» STATED TASK: The records that follow are to be repeated without alteration.

[Collected data entries]
■ ■ ■ ■ ■

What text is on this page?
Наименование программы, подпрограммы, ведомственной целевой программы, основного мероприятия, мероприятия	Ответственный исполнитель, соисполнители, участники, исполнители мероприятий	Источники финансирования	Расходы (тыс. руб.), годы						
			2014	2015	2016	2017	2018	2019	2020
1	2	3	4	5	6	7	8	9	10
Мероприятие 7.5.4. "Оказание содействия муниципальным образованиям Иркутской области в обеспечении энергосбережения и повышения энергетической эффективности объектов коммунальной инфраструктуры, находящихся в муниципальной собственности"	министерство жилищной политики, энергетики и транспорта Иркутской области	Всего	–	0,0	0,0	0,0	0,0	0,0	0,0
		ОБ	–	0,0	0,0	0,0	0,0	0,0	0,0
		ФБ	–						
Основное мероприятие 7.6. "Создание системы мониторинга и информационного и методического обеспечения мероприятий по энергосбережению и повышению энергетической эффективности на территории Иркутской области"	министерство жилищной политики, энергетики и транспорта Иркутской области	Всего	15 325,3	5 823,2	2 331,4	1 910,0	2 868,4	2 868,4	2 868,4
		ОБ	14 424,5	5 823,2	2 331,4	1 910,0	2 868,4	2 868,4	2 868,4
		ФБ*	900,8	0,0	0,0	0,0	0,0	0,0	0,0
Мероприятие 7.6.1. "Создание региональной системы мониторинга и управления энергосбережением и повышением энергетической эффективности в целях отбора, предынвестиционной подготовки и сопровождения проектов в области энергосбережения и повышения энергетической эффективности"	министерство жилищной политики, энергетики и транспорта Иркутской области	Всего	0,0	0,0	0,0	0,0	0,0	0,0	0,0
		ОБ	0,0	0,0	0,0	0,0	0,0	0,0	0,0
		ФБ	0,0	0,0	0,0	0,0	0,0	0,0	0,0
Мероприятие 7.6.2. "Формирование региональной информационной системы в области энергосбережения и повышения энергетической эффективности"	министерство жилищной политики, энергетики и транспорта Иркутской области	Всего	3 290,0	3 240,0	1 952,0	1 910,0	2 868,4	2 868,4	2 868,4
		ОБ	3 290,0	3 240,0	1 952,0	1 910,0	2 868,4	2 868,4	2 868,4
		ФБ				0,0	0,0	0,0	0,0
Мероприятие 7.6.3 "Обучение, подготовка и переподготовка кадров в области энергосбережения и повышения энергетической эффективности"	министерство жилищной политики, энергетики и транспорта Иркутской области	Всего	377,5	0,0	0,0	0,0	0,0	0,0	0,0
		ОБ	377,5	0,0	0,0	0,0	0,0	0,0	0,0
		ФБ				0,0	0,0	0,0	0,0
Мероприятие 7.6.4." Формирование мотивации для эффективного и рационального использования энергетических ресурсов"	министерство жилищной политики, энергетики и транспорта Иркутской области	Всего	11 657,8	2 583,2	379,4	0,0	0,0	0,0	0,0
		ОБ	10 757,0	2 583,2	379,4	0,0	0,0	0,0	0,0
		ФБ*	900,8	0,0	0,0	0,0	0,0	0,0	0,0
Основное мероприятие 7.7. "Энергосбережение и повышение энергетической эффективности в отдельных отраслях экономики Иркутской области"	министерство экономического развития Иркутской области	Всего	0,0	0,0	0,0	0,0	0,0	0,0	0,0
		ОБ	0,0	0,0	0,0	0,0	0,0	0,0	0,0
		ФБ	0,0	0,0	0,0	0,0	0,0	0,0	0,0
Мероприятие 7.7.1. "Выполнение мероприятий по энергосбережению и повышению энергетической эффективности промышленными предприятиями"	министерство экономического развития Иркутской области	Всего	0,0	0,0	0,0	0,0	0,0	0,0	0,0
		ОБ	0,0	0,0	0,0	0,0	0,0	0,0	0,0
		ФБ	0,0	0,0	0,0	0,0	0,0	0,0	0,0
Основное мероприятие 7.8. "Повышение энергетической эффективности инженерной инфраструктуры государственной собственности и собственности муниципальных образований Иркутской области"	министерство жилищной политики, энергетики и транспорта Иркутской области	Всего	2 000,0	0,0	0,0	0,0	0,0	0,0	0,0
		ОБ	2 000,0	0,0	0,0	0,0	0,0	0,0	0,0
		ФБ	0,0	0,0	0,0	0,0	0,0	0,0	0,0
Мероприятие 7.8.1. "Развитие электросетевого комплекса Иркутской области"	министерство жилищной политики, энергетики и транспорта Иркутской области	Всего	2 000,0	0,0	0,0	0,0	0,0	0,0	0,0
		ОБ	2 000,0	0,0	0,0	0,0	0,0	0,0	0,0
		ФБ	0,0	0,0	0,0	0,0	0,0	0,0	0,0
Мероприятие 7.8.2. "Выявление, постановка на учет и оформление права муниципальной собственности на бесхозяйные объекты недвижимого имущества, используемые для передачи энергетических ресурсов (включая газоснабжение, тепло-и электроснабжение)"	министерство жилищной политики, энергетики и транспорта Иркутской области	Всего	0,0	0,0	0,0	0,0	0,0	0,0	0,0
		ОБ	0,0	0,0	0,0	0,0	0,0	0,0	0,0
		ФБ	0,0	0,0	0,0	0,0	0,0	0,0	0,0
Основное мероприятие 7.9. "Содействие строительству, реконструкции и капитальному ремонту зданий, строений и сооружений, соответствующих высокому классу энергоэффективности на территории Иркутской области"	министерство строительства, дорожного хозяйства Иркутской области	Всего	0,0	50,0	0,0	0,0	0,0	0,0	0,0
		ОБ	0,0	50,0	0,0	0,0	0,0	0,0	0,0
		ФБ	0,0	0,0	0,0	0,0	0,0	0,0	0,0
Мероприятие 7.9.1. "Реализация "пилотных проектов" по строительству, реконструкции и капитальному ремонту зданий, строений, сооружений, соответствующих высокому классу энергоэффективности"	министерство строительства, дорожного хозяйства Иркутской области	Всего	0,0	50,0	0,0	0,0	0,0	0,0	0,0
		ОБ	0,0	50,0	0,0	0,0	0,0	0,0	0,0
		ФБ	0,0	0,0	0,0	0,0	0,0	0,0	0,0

■ ■ ■ ■ ■

» OUTPUT:
What text is on this page?
Наименование программы, подпрограммы, ведомственной целевой программы, основного мероприятия, мероприятия	Ответственный исполнитель, соисполнители, участники, исполнители мероприятий	Источники финансирования	Расходы (тыс. руб.), годы						
			2014	2015	2016	2017	2018	2019	2020
1	2	3	4	5	6	7	8	9	10
Мероприятие 7.5.4. "Оказание содействия муниципальным образованиям Иркутской области в обеспечении энергосбережения и повышения энергетической эффективности объектов коммунальной инфраструктуры, находящихся в муниципальной собственности"	министерство жилищной политики, энергетики и транспорта Иркутской области	Всего	–	0,0	0,0	0,0	0,0	0,0	0,0
		ОБ	–	0,0	0,0	0,0	0,0	0,0	0,0
		ФБ	–						
Основное мероприятие 7.6. "Создание системы мониторинга и информационного и методического обеспечения мероприятий по энергосбережению и повышению энергетической эффективности на территории Иркутской области"	министерство жилищной политики, энергетики и транспорта Иркутской области	Всего	15 325,3	5 823,2	2 331,4	1 910,0	2 868,4	2 868,4	2 868,4
		ОБ	14 424,5	5 823,2	2 331,4	1 910,0	2 868,4	2 868,4	2 868,4
		ФБ*	900,8	0,0	0,0	0,0	0,0	0,0	0,0
Мероприятие 7.6.1. "Создание региональной системы мониторинга и управления энергосбережением и повышением энергетической эффективности в целях отбора, предынвестиционной подготовки и сопровождения проектов в области энергосбережения и повышения энергетической эффективности"	министерство жилищной политики, энергетики и транспорта Иркутской области	Всего	0,0	0,0	0,0	0,0	0,0	0,0	0,0
		ОБ	0,0	0,0	0,0	0,0	0,0	0,0	0,0
		ФБ	0,0	0,0	0,0	0,0	0,0	0,0	0,0
Мероприятие 7.6.2. "Формирование региональной информационной системы в области энергосбережения и повышения энергетической эффективности"	министерство жилищной политики, энергетики и транспорта Иркутской области	Всего	3 290,0	3 240,0	1 952,0	1 910,0	2 868,4	2 868,4	2 868,4
		ОБ	3 290,0	3 240,0	1 952,0	1 910,0	2 868,4	2 868,4	2 868,4
		ФБ				0,0	0,0	0,0	0,0
Мероприятие 7.6.3 "Обучение, подготовка и переподготовка кадров в области энергосбережения и повышения энергетической эффективности"	министерство жилищной политики, энергетики и транспорта Иркутской области	Всего	377,5	0,0	0,0	0,0	0,0	0,0	0,0
		ОБ	377,5	0,0	0,0	0,0	0,0	0,0	0,0
		ФБ				0,0	0,0	0,0	0,0
Мероприятие 7.6.4." Формирование мотивации для эффективного и рационального использования энергетических ресурсов"	министерство жилищной политики, энергетики и транспорта Иркутской области	Всего	11 657,8	2 583,2	379,4	0,0	0,0	0,0	0,0
		ОБ	10 757,0	2 583,2	379,4	0,0	0,0	0,0	0,0
		ФБ*	900,8	0,0	0,0	0,0	0,0	0,0	0,0
Основное мероприятие 7.7. "Энергосбережение и повышение энергетической эффективности в отдельных отраслях экономики Иркутской области"	министерство экономического развития Иркутской области	Всего	0,0	0,0	0,0	0,0	0,0	0,0	0,0
		ОБ	0,0	0,0	0,0	0,0	0,0	0,0	0,0
		ФБ	0,0	0,0	0,0	0,0	0,0	0,0	0,0
Мероприятие 7.7.1. "Выполнение мероприятий по энергосбережению и повышению энергетической эффективности промышленными предприятиями"	министерство экономического развития Иркутской области	Всего	0,0	0,0	0,0	0,0	0,0	0,0	0,0
		ОБ	0,0	0,0	0,0	0,0	0,0	0,0	0,0
		ФБ	0,0	0,0	0,0	0,0	0,0	0,0	0,0
Основное мероприятие 7.8. "Повышение энергетической эффективности инженерной инфраструктуры государственной собственности и собственности муниципальных образований Иркутской области"	министерство жилищной политики, энергетики и транспорта Иркутской области	Всего	2 000,0	0,0	0,0	0,0	0,0	0,0	0,0
		ОБ	2 000,0	0,0	0,0	0,0	0,0	0,0	0,0
		ФБ	0,0	0,0	0,0	0,0	0,0	0,0	0,0
Мероприятие 7.8.1. "Развитие электросетевого комплекса Иркутской области"	министерство жилищной политики, энергетики и транспорта Иркутской области	Всего	2 000,0	0,0	0,0	0,0	0,0	0,0	0,0
		ОБ	2 000,0	0,0	0,0	0,0	0,0	0,0	0,0
		ФБ	0,0	0,0	0,0	0,0	0,0	0,0	0,0
Мероприятие 7.8.2. "Выявление, постановка на учет и оформление права муниципальной собственности на бесхозяйные объекты недвижимого имущества, используемые для передачи энергетических ресурсов (включая газоснабжение, тепло-и электроснабжение)"	министерство жилищной политики, энергетики и транспорта Иркутской области	Всего	0,0	0,0	0,0	0,0	0,0	0,0	0,0
		ОБ	0,0	0,0	0,0	0,0	0,0	0,0	0,0
		ФБ	0,0	0,0	0,0	0,0	0,0	0,0	0,0
Основное мероприятие 7.9. "Содействие строительству, реконструкции и капитальному ремонту зданий, строений и сооружений, соответствующих высокому классу энергоэффективности на территории Иркутской области"	министерство строительства, дорожного хозяйства Иркутской области	Всего	0,0	50,0	0,0	0,0	0,0	0,0	0,0
		ОБ	0,0	50,0	0,0	0,0	0,0	0,0	0,0
		ФБ	0,0	0,0	0,0	0,0	0,0	0,0	0,0
Мероприятие 7.9.1. "Реализация "пилотных проектов" по строительству, реконструкции и капитальному ремонту зданий, строений, сооружений, соответствующих высокому классу энергоэффективности"	министерство строительства, дорожного хозяйства Иркутской области	Всего	0,0	50,0	0,0	0,0	0,0	0,0	0,0
		ОБ	0,0	50,0	0,0	0,0	0,0	0,0	0,0
		ФБ	0,0	0,0	0,0	0,0	0,0	0,0	0,0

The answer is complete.